- [GOAL OF THE EXERCISE] Below is some material; set it all down exactly, apart from the pictures.

- [GIVEN INFORMATION]
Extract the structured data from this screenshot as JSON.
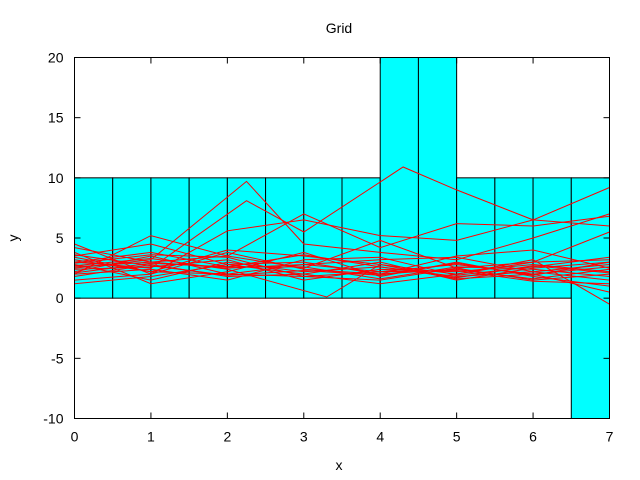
{
  "chart_data": {
    "type": "line",
    "title": "Grid",
    "xlabel": "x",
    "ylabel": "y",
    "xlim": [
      0,
      7
    ],
    "ylim": [
      -10,
      20
    ],
    "xticks": [
      0,
      1,
      2,
      3,
      4,
      5,
      6,
      7
    ],
    "xtick_labels": [
      "0",
      "1",
      "2",
      "3",
      "4",
      "5",
      "6",
      "7"
    ],
    "yticks": [
      -10,
      -5,
      0,
      5,
      10,
      15,
      20
    ],
    "ytick_labels": [
      "-10",
      "-5",
      "0",
      "5",
      "10",
      "15",
      "20"
    ],
    "grid_fill_color": "#00ffff",
    "line_color": "#ff0000",
    "grid_columns": [
      {
        "x0": 0.0,
        "x1": 0.5,
        "y0": 0,
        "y1": 10
      },
      {
        "x0": 0.5,
        "x1": 1.0,
        "y0": 0,
        "y1": 10
      },
      {
        "x0": 1.0,
        "x1": 1.5,
        "y0": 0,
        "y1": 10
      },
      {
        "x0": 1.5,
        "x1": 2.0,
        "y0": 0,
        "y1": 10
      },
      {
        "x0": 2.0,
        "x1": 2.5,
        "y0": 0,
        "y1": 10
      },
      {
        "x0": 2.5,
        "x1": 3.0,
        "y0": 0,
        "y1": 10
      },
      {
        "x0": 3.0,
        "x1": 3.5,
        "y0": 0,
        "y1": 10
      },
      {
        "x0": 3.5,
        "x1": 4.0,
        "y0": 0,
        "y1": 10
      },
      {
        "x0": 4.0,
        "x1": 4.5,
        "y0": 0,
        "y1": 20
      },
      {
        "x0": 4.5,
        "x1": 5.0,
        "y0": 0,
        "y1": 20
      },
      {
        "x0": 5.0,
        "x1": 5.5,
        "y0": 0,
        "y1": 10
      },
      {
        "x0": 5.5,
        "x1": 6.0,
        "y0": 0,
        "y1": 10
      },
      {
        "x0": 6.0,
        "x1": 6.5,
        "y0": 0,
        "y1": 10
      },
      {
        "x0": 6.5,
        "x1": 7.0,
        "y0": -10,
        "y1": 10
      }
    ],
    "series": [
      {
        "x": [
          0,
          1,
          2.25,
          3,
          4,
          5,
          6,
          7
        ],
        "values": [
          2.5,
          3.2,
          9.7,
          4.5,
          3.8,
          3.2,
          5.0,
          7.0
        ]
      },
      {
        "x": [
          0,
          1,
          2.25,
          3,
          4.3,
          5,
          6,
          7
        ],
        "values": [
          3.0,
          2.5,
          8.1,
          5.5,
          10.9,
          9.0,
          6.5,
          9.2
        ]
      },
      {
        "x": [
          0,
          1,
          2,
          3,
          4,
          5,
          6,
          7
        ],
        "values": [
          2.0,
          5.2,
          3.5,
          7.0,
          4.2,
          6.2,
          6.0,
          6.8
        ]
      },
      {
        "x": [
          0,
          1,
          2,
          3,
          4,
          5,
          6,
          7
        ],
        "values": [
          1.5,
          2.0,
          5.6,
          6.5,
          5.2,
          4.8,
          6.5,
          6.0
        ]
      },
      {
        "x": [
          0,
          1,
          2,
          3,
          4,
          5,
          6,
          7
        ],
        "values": [
          4.2,
          3.0,
          3.5,
          2.5,
          4.8,
          2.5,
          3.0,
          5.5
        ]
      },
      {
        "x": [
          0,
          1,
          2,
          3,
          4,
          5,
          6,
          7
        ],
        "values": [
          3.5,
          4.5,
          2.8,
          3.0,
          2.0,
          3.5,
          4.0,
          2.5
        ]
      },
      {
        "x": [
          0,
          1,
          2,
          3,
          4,
          5,
          6,
          7
        ],
        "values": [
          2.8,
          1.5,
          3.0,
          2.2,
          2.6,
          1.8,
          2.2,
          1.5
        ]
      },
      {
        "x": [
          0,
          1,
          2,
          3,
          4,
          5,
          6,
          7
        ],
        "values": [
          2.2,
          3.5,
          2.0,
          1.8,
          1.5,
          2.5,
          1.5,
          2.0
        ]
      },
      {
        "x": [
          0,
          1,
          2,
          3,
          4,
          5,
          6,
          7
        ],
        "values": [
          3.2,
          2.2,
          4.0,
          3.5,
          2.8,
          2.0,
          3.0,
          3.2
        ]
      },
      {
        "x": [
          0,
          1,
          2,
          3,
          4,
          5,
          6,
          7
        ],
        "values": [
          2.6,
          3.0,
          2.5,
          2.8,
          2.2,
          2.8,
          2.0,
          2.6
        ]
      },
      {
        "x": [
          0,
          1,
          2,
          3,
          4,
          5,
          6,
          7
        ],
        "values": [
          1.8,
          2.8,
          1.8,
          2.0,
          3.0,
          1.5,
          2.5,
          3.0
        ]
      },
      {
        "x": [
          0,
          1,
          2,
          3,
          4,
          5,
          6,
          7
        ],
        "values": [
          3.8,
          1.2,
          2.2,
          3.8,
          1.8,
          3.0,
          1.8,
          1.0
        ]
      },
      {
        "x": [
          0,
          1,
          2,
          3,
          4,
          5,
          6,
          7
        ],
        "values": [
          2.4,
          2.6,
          3.2,
          1.5,
          2.4,
          2.2,
          2.8,
          2.2
        ]
      },
      {
        "x": [
          0,
          1,
          2,
          3,
          4,
          5,
          6,
          7
        ],
        "values": [
          3.0,
          3.8,
          2.6,
          2.6,
          1.6,
          2.6,
          2.4,
          1.8
        ]
      },
      {
        "x": [
          0,
          1,
          2,
          3,
          4,
          5,
          6,
          7
        ],
        "values": [
          2.0,
          2.4,
          1.5,
          3.2,
          3.4,
          1.9,
          2.6,
          3.4
        ]
      },
      {
        "x": [
          0,
          1,
          2,
          3,
          4,
          5,
          6,
          7
        ],
        "values": [
          4.5,
          2.0,
          3.8,
          2.4,
          2.0,
          2.4,
          1.6,
          2.4
        ]
      },
      {
        "x": [
          0,
          1,
          2,
          3.3,
          4,
          5,
          6,
          7
        ],
        "values": [
          2.7,
          3.3,
          2.4,
          0.1,
          2.8,
          1.6,
          2.0,
          0.5
        ]
      },
      {
        "x": [
          0,
          1,
          2,
          3,
          4,
          5,
          6,
          7
        ],
        "values": [
          1.2,
          1.8,
          2.8,
          2.0,
          1.2,
          2.0,
          3.2,
          -0.5
        ]
      },
      {
        "x": [
          0,
          1,
          2,
          3,
          4,
          5,
          6,
          7
        ],
        "values": [
          3.4,
          2.2,
          2.0,
          2.8,
          3.2,
          3.4,
          2.2,
          2.8
        ]
      },
      {
        "x": [
          0,
          1,
          2,
          3,
          4,
          5,
          6,
          7
        ],
        "values": [
          2.9,
          3.6,
          3.4,
          1.8,
          2.2,
          2.3,
          1.4,
          1.2
        ]
      },
      {
        "x": [
          0,
          1,
          2,
          3,
          4,
          5,
          6,
          7
        ],
        "values": [
          2.1,
          2.9,
          2.6,
          3.6,
          2.6,
          1.7,
          2.7,
          2.1
        ]
      },
      {
        "x": [
          0,
          1,
          2,
          3,
          4,
          5,
          6,
          7
        ],
        "values": [
          3.6,
          2.7,
          1.9,
          2.3,
          1.9,
          2.9,
          1.9,
          3.0
        ]
      }
    ]
  }
}
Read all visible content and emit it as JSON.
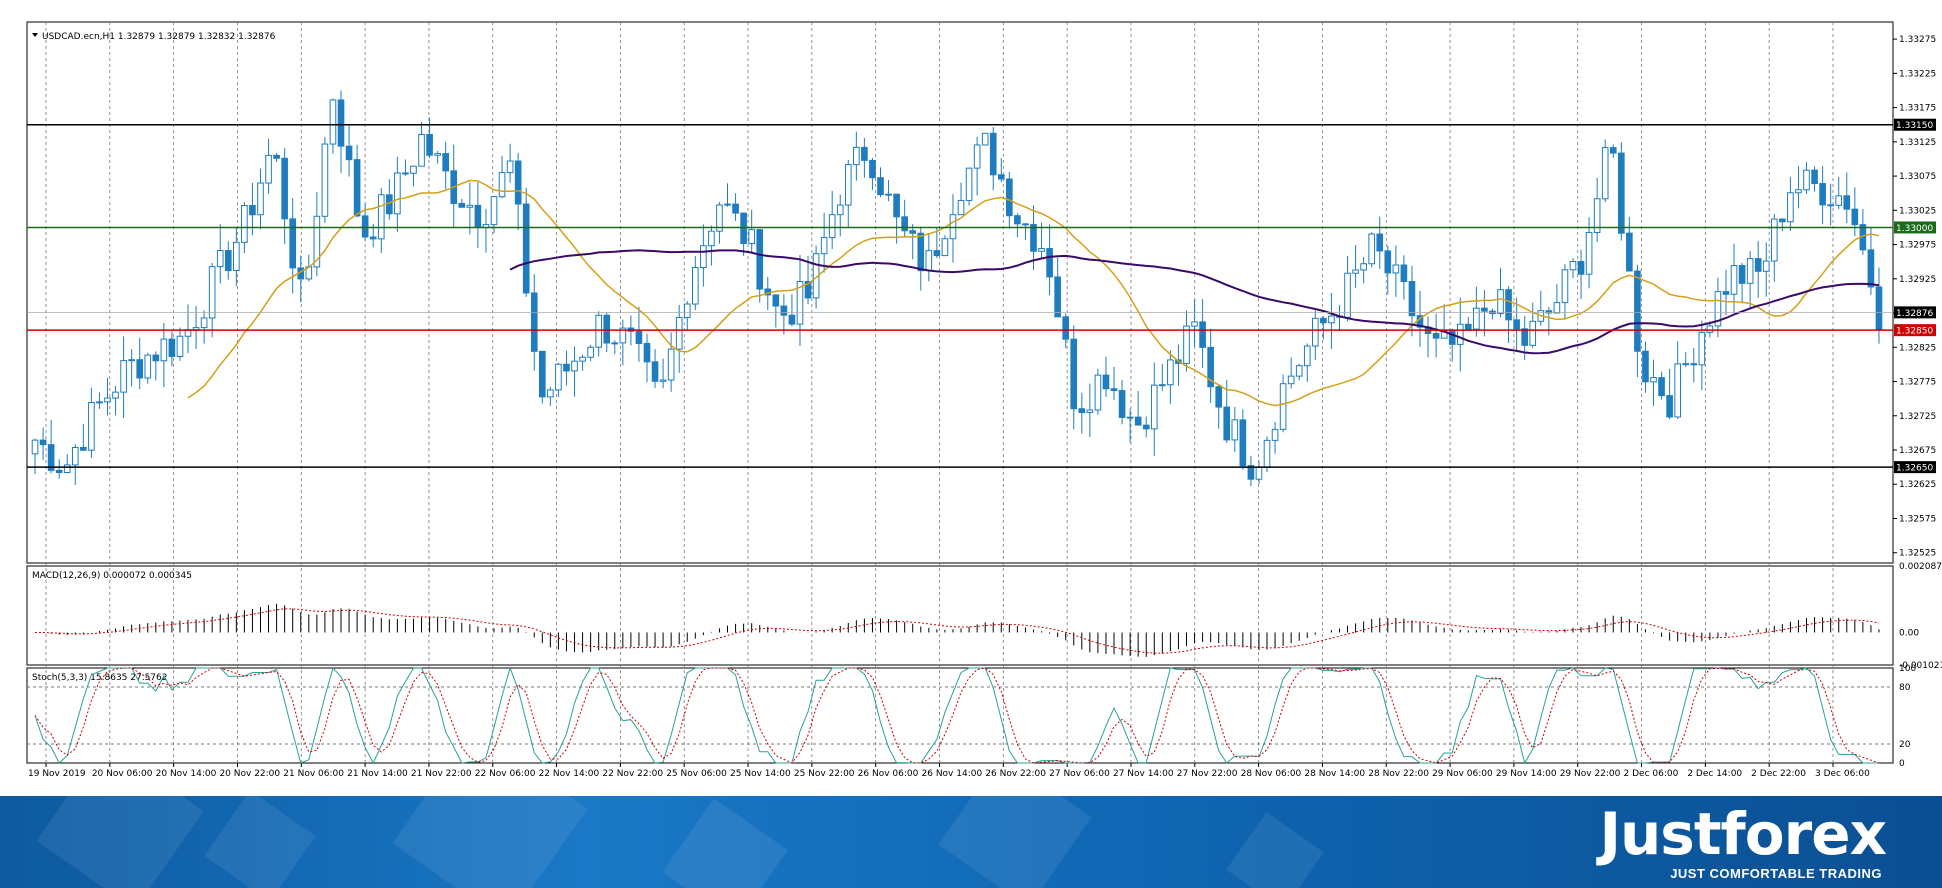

- [ANSWER TO THIS TASK]
Extract the structured data from this screenshot as JSON.
{
  "chart_data": {
    "type": "line",
    "title": "Grid",
    "xlabel": "x",
    "ylabel": "y",
    "xlim": [
      0,
      7
    ],
    "ylim": [
      -10,
      20
    ],
    "xticks": [
      0,
      1,
      2,
      3,
      4,
      5,
      6,
      7
    ],
    "xtick_labels": [
      "0",
      "1",
      "2",
      "3",
      "4",
      "5",
      "6",
      "7"
    ],
    "yticks": [
      -10,
      -5,
      0,
      5,
      10,
      15,
      20
    ],
    "ytick_labels": [
      "-10",
      "-5",
      "0",
      "5",
      "10",
      "15",
      "20"
    ],
    "grid_fill_color": "#00ffff",
    "line_color": "#ff0000",
    "grid_columns": [
      {
        "x0": 0.0,
        "x1": 0.5,
        "y0": 0,
        "y1": 10
      },
      {
        "x0": 0.5,
        "x1": 1.0,
        "y0": 0,
        "y1": 10
      },
      {
        "x0": 1.0,
        "x1": 1.5,
        "y0": 0,
        "y1": 10
      },
      {
        "x0": 1.5,
        "x1": 2.0,
        "y0": 0,
        "y1": 10
      },
      {
        "x0": 2.0,
        "x1": 2.5,
        "y0": 0,
        "y1": 10
      },
      {
        "x0": 2.5,
        "x1": 3.0,
        "y0": 0,
        "y1": 10
      },
      {
        "x0": 3.0,
        "x1": 3.5,
        "y0": 0,
        "y1": 10
      },
      {
        "x0": 3.5,
        "x1": 4.0,
        "y0": 0,
        "y1": 10
      },
      {
        "x0": 4.0,
        "x1": 4.5,
        "y0": 0,
        "y1": 20
      },
      {
        "x0": 4.5,
        "x1": 5.0,
        "y0": 0,
        "y1": 20
      },
      {
        "x0": 5.0,
        "x1": 5.5,
        "y0": 0,
        "y1": 10
      },
      {
        "x0": 5.5,
        "x1": 6.0,
        "y0": 0,
        "y1": 10
      },
      {
        "x0": 6.0,
        "x1": 6.5,
        "y0": 0,
        "y1": 10
      },
      {
        "x0": 6.5,
        "x1": 7.0,
        "y0": -10,
        "y1": 10
      }
    ],
    "series": [
      {
        "x": [
          0,
          1,
          2.25,
          3,
          4,
          5,
          6,
          7
        ],
        "values": [
          2.5,
          3.2,
          9.7,
          4.5,
          3.8,
          3.2,
          5.0,
          7.0
        ]
      },
      {
        "x": [
          0,
          1,
          2.25,
          3,
          4.3,
          5,
          6,
          7
        ],
        "values": [
          3.0,
          2.5,
          8.1,
          5.5,
          10.9,
          9.0,
          6.5,
          9.2
        ]
      },
      {
        "x": [
          0,
          1,
          2,
          3,
          4,
          5,
          6,
          7
        ],
        "values": [
          2.0,
          5.2,
          3.5,
          7.0,
          4.2,
          6.2,
          6.0,
          6.8
        ]
      },
      {
        "x": [
          0,
          1,
          2,
          3,
          4,
          5,
          6,
          7
        ],
        "values": [
          1.5,
          2.0,
          5.6,
          6.5,
          5.2,
          4.8,
          6.5,
          6.0
        ]
      },
      {
        "x": [
          0,
          1,
          2,
          3,
          4,
          5,
          6,
          7
        ],
        "values": [
          4.2,
          3.0,
          3.5,
          2.5,
          4.8,
          2.5,
          3.0,
          5.5
        ]
      },
      {
        "x": [
          0,
          1,
          2,
          3,
          4,
          5,
          6,
          7
        ],
        "values": [
          3.5,
          4.5,
          2.8,
          3.0,
          2.0,
          3.5,
          4.0,
          2.5
        ]
      },
      {
        "x": [
          0,
          1,
          2,
          3,
          4,
          5,
          6,
          7
        ],
        "values": [
          2.8,
          1.5,
          3.0,
          2.2,
          2.6,
          1.8,
          2.2,
          1.5
        ]
      },
      {
        "x": [
          0,
          1,
          2,
          3,
          4,
          5,
          6,
          7
        ],
        "values": [
          2.2,
          3.5,
          2.0,
          1.8,
          1.5,
          2.5,
          1.5,
          2.0
        ]
      },
      {
        "x": [
          0,
          1,
          2,
          3,
          4,
          5,
          6,
          7
        ],
        "values": [
          3.2,
          2.2,
          4.0,
          3.5,
          2.8,
          2.0,
          3.0,
          3.2
        ]
      },
      {
        "x": [
          0,
          1,
          2,
          3,
          4,
          5,
          6,
          7
        ],
        "values": [
          2.6,
          3.0,
          2.5,
          2.8,
          2.2,
          2.8,
          2.0,
          2.6
        ]
      },
      {
        "x": [
          0,
          1,
          2,
          3,
          4,
          5,
          6,
          7
        ],
        "values": [
          1.8,
          2.8,
          1.8,
          2.0,
          3.0,
          1.5,
          2.5,
          3.0
        ]
      },
      {
        "x": [
          0,
          1,
          2,
          3,
          4,
          5,
          6,
          7
        ],
        "values": [
          3.8,
          1.2,
          2.2,
          3.8,
          1.8,
          3.0,
          1.8,
          1.0
        ]
      },
      {
        "x": [
          0,
          1,
          2,
          3,
          4,
          5,
          6,
          7
        ],
        "values": [
          2.4,
          2.6,
          3.2,
          1.5,
          2.4,
          2.2,
          2.8,
          2.2
        ]
      },
      {
        "x": [
          0,
          1,
          2,
          3,
          4,
          5,
          6,
          7
        ],
        "values": [
          3.0,
          3.8,
          2.6,
          2.6,
          1.6,
          2.6,
          2.4,
          1.8
        ]
      },
      {
        "x": [
          0,
          1,
          2,
          3,
          4,
          5,
          6,
          7
        ],
        "values": [
          2.0,
          2.4,
          1.5,
          3.2,
          3.4,
          1.9,
          2.6,
          3.4
        ]
      },
      {
        "x": [
          0,
          1,
          2,
          3,
          4,
          5,
          6,
          7
        ],
        "values": [
          4.5,
          2.0,
          3.8,
          2.4,
          2.0,
          2.4,
          1.6,
          2.4
        ]
      },
      {
        "x": [
          0,
          1,
          2,
          3.3,
          4,
          5,
          6,
          7
        ],
        "values": [
          2.7,
          3.3,
          2.4,
          0.1,
          2.8,
          1.6,
          2.0,
          0.5
        ]
      },
      {
        "x": [
          0,
          1,
          2,
          3,
          4,
          5,
          6,
          7
        ],
        "values": [
          1.2,
          1.8,
          2.8,
          2.0,
          1.2,
          2.0,
          3.2,
          -0.5
        ]
      },
      {
        "x": [
          0,
          1,
          2,
          3,
          4,
          5,
          6,
          7
        ],
        "values": [
          3.4,
          2.2,
          2.0,
          2.8,
          3.2,
          3.4,
          2.2,
          2.8
        ]
      },
      {
        "x": [
          0,
          1,
          2,
          3,
          4,
          5,
          6,
          7
        ],
        "values": [
          2.9,
          3.6,
          3.4,
          1.8,
          2.2,
          2.3,
          1.4,
          1.2
        ]
      },
      {
        "x": [
          0,
          1,
          2,
          3,
          4,
          5,
          6,
          7
        ],
        "values": [
          2.1,
          2.9,
          2.6,
          3.6,
          2.6,
          1.7,
          2.7,
          2.1
        ]
      },
      {
        "x": [
          0,
          1,
          2,
          3,
          4,
          5,
          6,
          7
        ],
        "values": [
          3.6,
          2.7,
          1.9,
          2.3,
          1.9,
          2.9,
          1.9,
          3.0
        ]
      }
    ]
  }
}
Read all visible content and emit it as JSON.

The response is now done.